Supplied material
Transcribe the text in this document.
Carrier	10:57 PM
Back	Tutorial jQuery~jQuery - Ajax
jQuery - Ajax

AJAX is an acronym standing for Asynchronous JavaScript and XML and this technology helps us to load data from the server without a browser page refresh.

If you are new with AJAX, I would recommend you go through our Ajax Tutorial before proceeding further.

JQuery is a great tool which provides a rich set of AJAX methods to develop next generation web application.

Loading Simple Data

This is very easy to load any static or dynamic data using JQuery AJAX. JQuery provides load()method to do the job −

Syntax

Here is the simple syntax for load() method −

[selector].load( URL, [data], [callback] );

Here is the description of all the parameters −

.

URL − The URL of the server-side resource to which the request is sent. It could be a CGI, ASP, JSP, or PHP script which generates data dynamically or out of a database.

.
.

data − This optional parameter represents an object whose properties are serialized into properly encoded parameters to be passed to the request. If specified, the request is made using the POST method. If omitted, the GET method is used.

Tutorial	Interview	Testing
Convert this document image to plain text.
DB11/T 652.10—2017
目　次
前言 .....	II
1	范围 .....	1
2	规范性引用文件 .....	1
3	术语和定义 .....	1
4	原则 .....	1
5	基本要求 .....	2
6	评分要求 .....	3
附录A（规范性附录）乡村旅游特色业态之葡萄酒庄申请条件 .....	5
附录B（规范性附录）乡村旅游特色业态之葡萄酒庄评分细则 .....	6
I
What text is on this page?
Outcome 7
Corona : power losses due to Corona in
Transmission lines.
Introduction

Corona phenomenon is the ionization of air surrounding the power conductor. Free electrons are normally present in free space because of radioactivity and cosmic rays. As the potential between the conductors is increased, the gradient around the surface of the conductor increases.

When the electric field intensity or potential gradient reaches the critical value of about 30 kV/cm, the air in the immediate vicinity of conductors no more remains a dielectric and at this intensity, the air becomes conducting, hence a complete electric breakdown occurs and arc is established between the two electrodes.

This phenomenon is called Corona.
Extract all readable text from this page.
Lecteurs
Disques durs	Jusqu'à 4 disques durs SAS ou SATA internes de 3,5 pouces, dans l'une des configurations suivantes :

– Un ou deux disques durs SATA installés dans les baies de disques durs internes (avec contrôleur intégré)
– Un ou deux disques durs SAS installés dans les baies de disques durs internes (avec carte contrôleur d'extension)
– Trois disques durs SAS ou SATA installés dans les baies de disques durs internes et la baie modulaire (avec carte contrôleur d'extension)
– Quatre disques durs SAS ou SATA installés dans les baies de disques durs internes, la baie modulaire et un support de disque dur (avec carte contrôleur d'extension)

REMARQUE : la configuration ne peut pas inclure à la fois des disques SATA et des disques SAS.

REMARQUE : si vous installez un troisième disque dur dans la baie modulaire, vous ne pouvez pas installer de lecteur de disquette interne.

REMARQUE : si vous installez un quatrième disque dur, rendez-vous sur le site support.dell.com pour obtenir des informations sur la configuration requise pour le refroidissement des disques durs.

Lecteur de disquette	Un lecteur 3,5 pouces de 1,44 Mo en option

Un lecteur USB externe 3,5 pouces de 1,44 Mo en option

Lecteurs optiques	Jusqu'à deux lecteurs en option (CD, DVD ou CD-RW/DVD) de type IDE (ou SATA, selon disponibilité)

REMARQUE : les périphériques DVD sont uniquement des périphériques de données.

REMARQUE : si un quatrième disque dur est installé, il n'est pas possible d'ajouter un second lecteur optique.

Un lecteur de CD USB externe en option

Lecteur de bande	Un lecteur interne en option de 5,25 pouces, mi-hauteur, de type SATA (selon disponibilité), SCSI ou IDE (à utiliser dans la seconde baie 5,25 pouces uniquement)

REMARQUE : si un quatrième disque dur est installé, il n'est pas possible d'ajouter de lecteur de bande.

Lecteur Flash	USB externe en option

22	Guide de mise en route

Problem description
Write out all of the records once more, exactly.

Output for this exercise
Transcribe the text in this document.
Carrier	10:57 PM
Back	Tutorial jQuery~jQuery - Ajax
jQuery - Ajax

AJAX is an acronym standing for Asynchronous JavaScript and XML and this technology helps us to load data from the server without a browser page refresh.

If you are new with AJAX, I would recommend you go through our Ajax Tutorial before proceeding further.

JQuery is a great tool which provides a rich set of AJAX methods to develop next generation web application.

Loading Simple Data

This is very easy to load any static or dynamic data using JQuery AJAX. JQuery provides load()method to do the job −

Syntax

Here is the simple syntax for load() method −

[selector].load( URL, [data], [callback] );

Here is the description of all the parameters −

.

URL − The URL of the server-side resource to which the request is sent. It could be a CGI, ASP, JSP, or PHP script which generates data dynamically or out of a database.

.
.

data − This optional parameter represents an object whose properties are serialized into properly encoded parameters to be passed to the request. If specified, the request is made using the POST method. If omitted, the GET method is used.

Tutorial	Interview	Testing
Convert this document image to plain text.
DB11/T 652.10—2017
目　次
前言 .....	II
1	范围 .....	1
2	规范性引用文件 .....	1
3	术语和定义 .....	1
4	原则 .....	1
5	基本要求 .....	2
6	评分要求 .....	3
附录A（规范性附录）乡村旅游特色业态之葡萄酒庄申请条件 .....	5
附录B（规范性附录）乡村旅游特色业态之葡萄酒庄评分细则 .....	6
I
What text is on this page?
Outcome 7
Corona : power losses due to Corona in
Transmission lines.
Introduction

Corona phenomenon is the ionization of air surrounding the power conductor. Free electrons are normally present in free space because of radioactivity and cosmic rays. As the potential between the conductors is increased, the gradient around the surface of the conductor increases.

When the electric field intensity or potential gradient reaches the critical value of about 30 kV/cm, the air in the immediate vicinity of conductors no more remains a dielectric and at this intensity, the air becomes conducting, hence a complete electric breakdown occurs and arc is established between the two electrodes.

This phenomenon is called Corona.
Extract all readable text from this page.
Lecteurs
Disques durs	Jusqu'à 4 disques durs SAS ou SATA internes de 3,5 pouces, dans l'une des configurations suivantes :

– Un ou deux disques durs SATA installés dans les baies de disques durs internes (avec contrôleur intégré)
– Un ou deux disques durs SAS installés dans les baies de disques durs internes (avec carte contrôleur d'extension)
– Trois disques durs SAS ou SATA installés dans les baies de disques durs internes et la baie modulaire (avec carte contrôleur d'extension)
– Quatre disques durs SAS ou SATA installés dans les baies de disques durs internes, la baie modulaire et un support de disque dur (avec carte contrôleur d'extension)

REMARQUE : la configuration ne peut pas inclure à la fois des disques SATA et des disques SAS.

REMARQUE : si vous installez un troisième disque dur dans la baie modulaire, vous ne pouvez pas installer de lecteur de disquette interne.

REMARQUE : si vous installez un quatrième disque dur, rendez-vous sur le site support.dell.com pour obtenir des informations sur la configuration requise pour le refroidissement des disques durs.

Lecteur de disquette	Un lecteur 3,5 pouces de 1,44 Mo en option

Un lecteur USB externe 3,5 pouces de 1,44 Mo en option

Lecteurs optiques	Jusqu'à deux lecteurs en option (CD, DVD ou CD-RW/DVD) de type IDE (ou SATA, selon disponibilité)

REMARQUE : les périphériques DVD sont uniquement des périphériques de données.

REMARQUE : si un quatrième disque dur est installé, il n'est pas possible d'ajouter un second lecteur optique.

Un lecteur de CD USB externe en option

Lecteur de bande	Un lecteur interne en option de 5,25 pouces, mi-hauteur, de type SATA (selon disponibilité), SCSI ou IDE (à utiliser dans la seconde baie 5,25 pouces uniquement)

REMARQUE : si un quatrième disque dur est installé, il n'est pas possible d'ajouter de lecteur de bande.

Lecteur Flash	USB externe en option

22	Guide de mise en route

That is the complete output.